## The task
Transcribe all of the material exactly. Any picture in it should be left out.

## Extracted records
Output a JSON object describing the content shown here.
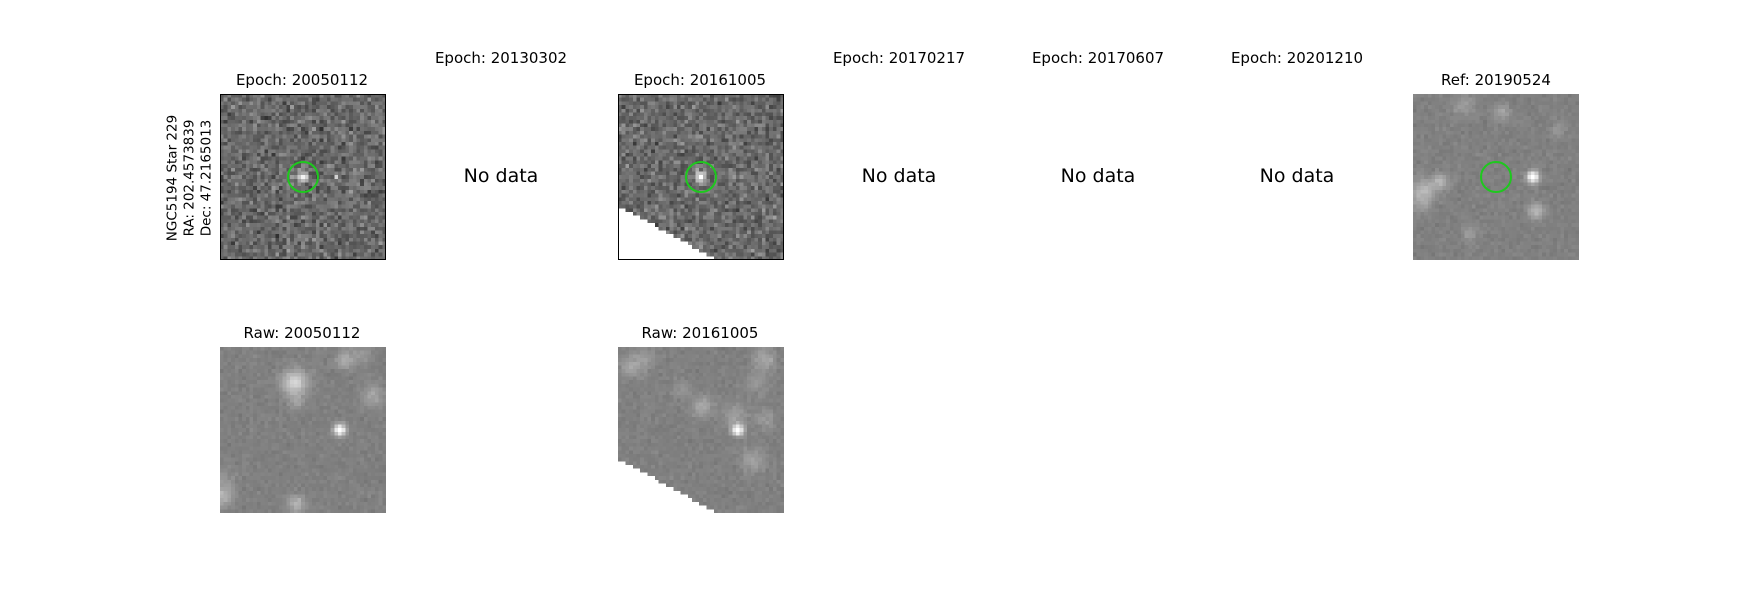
{
  "star_info": {
    "name": "NGC5194 Star 229",
    "ra": "RA: 202.4573839",
    "dec": "Dec: 47.2165013"
  },
  "epochs": [
    {
      "title": "Epoch: 20050112",
      "status": "data"
    },
    {
      "title": "Epoch: 20130302",
      "status": "No data"
    },
    {
      "title": "Epoch: 20161005",
      "status": "data"
    },
    {
      "title": "Epoch: 20170217",
      "status": "No data"
    },
    {
      "title": "Epoch: 20170607",
      "status": "No data"
    },
    {
      "title": "Epoch: 20201210",
      "status": "No data"
    }
  ],
  "reference": {
    "title": "Ref: 20190524"
  },
  "raw": [
    {
      "title": "Raw: 20050112"
    },
    {
      "title": "Raw: 20161005"
    }
  ],
  "colors": {
    "marker": "#1ec81e"
  }
}
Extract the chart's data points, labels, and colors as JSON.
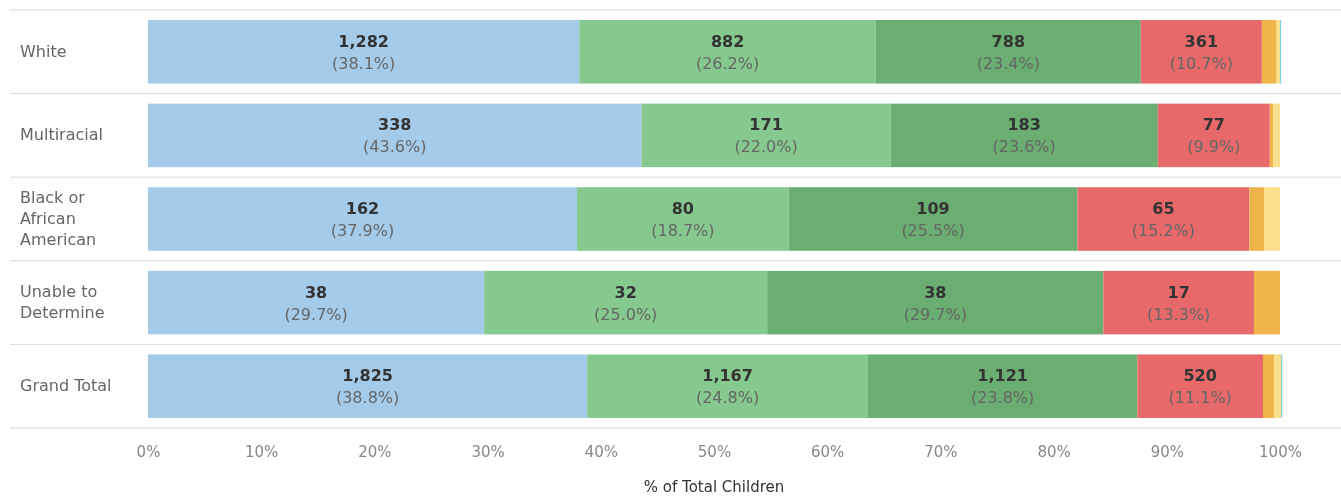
{
  "chart_data": {
    "type": "bar",
    "orientation": "horizontal",
    "stacked": true,
    "xlabel": "% of Total Children",
    "categories": [
      "White",
      "Multiracial",
      "Black or African American",
      "Unable to Determine",
      "Grand Total"
    ],
    "xlim": [
      0,
      100
    ],
    "xticks": [
      {
        "value": 0,
        "label": "0%"
      },
      {
        "value": 10,
        "label": "10%"
      },
      {
        "value": 20,
        "label": "20%"
      },
      {
        "value": 30,
        "label": "30%"
      },
      {
        "value": 40,
        "label": "40%"
      },
      {
        "value": 50,
        "label": "50%"
      },
      {
        "value": 60,
        "label": "60%"
      },
      {
        "value": 70,
        "label": "70%"
      },
      {
        "value": 80,
        "label": "80%"
      },
      {
        "value": 90,
        "label": "90%"
      },
      {
        "value": 100,
        "label": "100%"
      }
    ],
    "series": [
      {
        "color": "#a5cbea",
        "values": [
          38.1,
          43.6,
          37.9,
          29.7,
          38.8
        ],
        "value_labels": [
          "1,282\n(38.1%)",
          "338\n(43.6%)",
          "162\n(37.9%)",
          "38\n(29.7%)",
          "1,825\n(38.8%)"
        ]
      },
      {
        "color": "#86c98f",
        "values": [
          26.2,
          22.0,
          18.7,
          25.0,
          24.8
        ],
        "value_labels": [
          "882\n(26.2%)",
          "171\n(22.0%)",
          "80\n(18.7%)",
          "32\n(25.0%)",
          "1,167\n(24.8%)"
        ]
      },
      {
        "color": "#6aae71",
        "values": [
          23.4,
          23.6,
          25.5,
          29.7,
          23.8
        ],
        "value_labels": [
          "788\n(23.4%)",
          "183\n(23.6%)",
          "109\n(25.5%)",
          "38\n(29.7%)",
          "1,121\n(23.8%)"
        ]
      },
      {
        "color": "#e8696a",
        "values": [
          10.7,
          9.9,
          15.2,
          13.3,
          11.1
        ],
        "value_labels": [
          "361\n(10.7%)",
          "77\n(9.9%)",
          "65\n(15.2%)",
          "17\n(13.3%)",
          "520\n(11.1%)"
        ]
      },
      {
        "color": "#efb54a",
        "values": [
          1.3,
          0.3,
          1.3,
          2.3,
          1.0
        ]
      },
      {
        "color": "#fbe08c",
        "values": [
          0.3,
          0.6,
          1.4,
          null,
          0.6
        ]
      },
      {
        "color": "#7ecfe0",
        "values": [
          0.1,
          null,
          null,
          null,
          0.1
        ]
      }
    ]
  }
}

## Output below
Output a JSON object describing the content shown here.
{
  "star_info": {
    "name": "NGC5194 Star 229",
    "ra": "RA: 202.4573839",
    "dec": "Dec: 47.2165013"
  },
  "epochs": [
    {
      "title": "Epoch: 20050112",
      "status": "data"
    },
    {
      "title": "Epoch: 20130302",
      "status": "No data"
    },
    {
      "title": "Epoch: 20161005",
      "status": "data"
    },
    {
      "title": "Epoch: 20170217",
      "status": "No data"
    },
    {
      "title": "Epoch: 20170607",
      "status": "No data"
    },
    {
      "title": "Epoch: 20201210",
      "status": "No data"
    }
  ],
  "reference": {
    "title": "Ref: 20190524"
  },
  "raw": [
    {
      "title": "Raw: 20050112"
    },
    {
      "title": "Raw: 20161005"
    }
  ],
  "colors": {
    "marker": "#1ec81e"
  }
}
Extract the chart's data points, labels, and colors as JSON.
{
  "chart_data": {
    "type": "bar",
    "orientation": "horizontal",
    "stacked": true,
    "xlabel": "% of Total Children",
    "categories": [
      "White",
      "Multiracial",
      "Black or African American",
      "Unable to Determine",
      "Grand Total"
    ],
    "xlim": [
      0,
      100
    ],
    "xticks": [
      {
        "value": 0,
        "label": "0%"
      },
      {
        "value": 10,
        "label": "10%"
      },
      {
        "value": 20,
        "label": "20%"
      },
      {
        "value": 30,
        "label": "30%"
      },
      {
        "value": 40,
        "label": "40%"
      },
      {
        "value": 50,
        "label": "50%"
      },
      {
        "value": 60,
        "label": "60%"
      },
      {
        "value": 70,
        "label": "70%"
      },
      {
        "value": 80,
        "label": "80%"
      },
      {
        "value": 90,
        "label": "90%"
      },
      {
        "value": 100,
        "label": "100%"
      }
    ],
    "series": [
      {
        "color": "#a5cbea",
        "values": [
          38.1,
          43.6,
          37.9,
          29.7,
          38.8
        ],
        "value_labels": [
          "1,282\n(38.1%)",
          "338\n(43.6%)",
          "162\n(37.9%)",
          "38\n(29.7%)",
          "1,825\n(38.8%)"
        ]
      },
      {
        "color": "#86c98f",
        "values": [
          26.2,
          22.0,
          18.7,
          25.0,
          24.8
        ],
        "value_labels": [
          "882\n(26.2%)",
          "171\n(22.0%)",
          "80\n(18.7%)",
          "32\n(25.0%)",
          "1,167\n(24.8%)"
        ]
      },
      {
        "color": "#6aae71",
        "values": [
          23.4,
          23.6,
          25.5,
          29.7,
          23.8
        ],
        "value_labels": [
          "788\n(23.4%)",
          "183\n(23.6%)",
          "109\n(25.5%)",
          "38\n(29.7%)",
          "1,121\n(23.8%)"
        ]
      },
      {
        "color": "#e8696a",
        "values": [
          10.7,
          9.9,
          15.2,
          13.3,
          11.1
        ],
        "value_labels": [
          "361\n(10.7%)",
          "77\n(9.9%)",
          "65\n(15.2%)",
          "17\n(13.3%)",
          "520\n(11.1%)"
        ]
      },
      {
        "color": "#efb54a",
        "values": [
          1.3,
          0.3,
          1.3,
          2.3,
          1.0
        ]
      },
      {
        "color": "#fbe08c",
        "values": [
          0.3,
          0.6,
          1.4,
          null,
          0.6
        ]
      },
      {
        "color": "#7ecfe0",
        "values": [
          0.1,
          null,
          null,
          null,
          0.1
        ]
      }
    ]
  }
}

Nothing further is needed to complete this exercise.